:: Records

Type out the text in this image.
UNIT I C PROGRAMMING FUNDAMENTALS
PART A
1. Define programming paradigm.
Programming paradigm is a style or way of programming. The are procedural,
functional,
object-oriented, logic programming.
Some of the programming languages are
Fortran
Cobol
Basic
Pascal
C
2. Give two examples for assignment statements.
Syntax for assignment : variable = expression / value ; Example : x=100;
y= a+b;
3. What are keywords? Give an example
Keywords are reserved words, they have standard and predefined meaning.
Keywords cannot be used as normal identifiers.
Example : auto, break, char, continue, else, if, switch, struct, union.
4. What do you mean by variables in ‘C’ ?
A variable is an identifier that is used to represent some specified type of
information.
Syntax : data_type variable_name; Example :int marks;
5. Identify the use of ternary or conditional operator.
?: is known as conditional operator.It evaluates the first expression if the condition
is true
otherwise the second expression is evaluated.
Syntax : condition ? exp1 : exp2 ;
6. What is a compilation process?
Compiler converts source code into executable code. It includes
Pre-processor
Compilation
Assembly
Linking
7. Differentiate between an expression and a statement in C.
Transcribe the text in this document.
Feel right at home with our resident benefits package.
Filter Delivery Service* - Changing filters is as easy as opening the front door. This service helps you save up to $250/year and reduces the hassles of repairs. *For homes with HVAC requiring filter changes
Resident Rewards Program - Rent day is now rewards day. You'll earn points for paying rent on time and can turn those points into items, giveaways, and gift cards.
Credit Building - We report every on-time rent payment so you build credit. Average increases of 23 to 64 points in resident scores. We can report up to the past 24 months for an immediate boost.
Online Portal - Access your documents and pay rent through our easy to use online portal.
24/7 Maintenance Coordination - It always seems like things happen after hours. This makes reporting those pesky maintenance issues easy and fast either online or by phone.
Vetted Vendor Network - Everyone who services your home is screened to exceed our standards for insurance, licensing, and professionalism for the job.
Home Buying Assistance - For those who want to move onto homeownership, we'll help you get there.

::::

- The problem
In full and verbatim, repeat the records given above.

- Worked answer
Type out the text in this image.
UNIT I C PROGRAMMING FUNDAMENTALS
PART A
1. Define programming paradigm.
Programming paradigm is a style or way of programming. The are procedural,
functional,
object-oriented, logic programming.
Some of the programming languages are
Fortran
Cobol
Basic
Pascal
C
2. Give two examples for assignment statements.
Syntax for assignment : variable = expression / value ; Example : x=100;
y= a+b;
3. What are keywords? Give an example
Keywords are reserved words, they have standard and predefined meaning.
Keywords cannot be used as normal identifiers.
Example : auto, break, char, continue, else, if, switch, struct, union.
4. What do you mean by variables in ‘C’ ?
A variable is an identifier that is used to represent some specified type of
information.
Syntax : data_type variable_name; Example :int marks;
5. Identify the use of ternary or conditional operator.
?: is known as conditional operator.It evaluates the first expression if the condition
is true
otherwise the second expression is evaluated.
Syntax : condition ? exp1 : exp2 ;
6. What is a compilation process?
Compiler converts source code into executable code. It includes
Pre-processor
Compilation
Assembly
Linking
7. Differentiate between an expression and a statement in C.
Transcribe the text in this document.
Feel right at home with our resident benefits package.
Filter Delivery Service* - Changing filters is as easy as opening the front door. This service helps you save up to $250/year and reduces the hassles of repairs. *For homes with HVAC requiring filter changes
Resident Rewards Program - Rent day is now rewards day. You'll earn points for paying rent on time and can turn those points into items, giveaways, and gift cards.
Credit Building - We report every on-time rent payment so you build credit. Average increases of 23 to 64 points in resident scores. We can report up to the past 24 months for an immediate boost.
Online Portal - Access your documents and pay rent through our easy to use online portal.
24/7 Maintenance Coordination - It always seems like things happen after hours. This makes reporting those pesky maintenance issues easy and fast either online or by phone.
Vetted Vendor Network - Everyone who services your home is screened to exceed our standards for insurance, licensing, and professionalism for the job.
Home Buying Assistance - For those who want to move onto homeownership, we'll help you get there.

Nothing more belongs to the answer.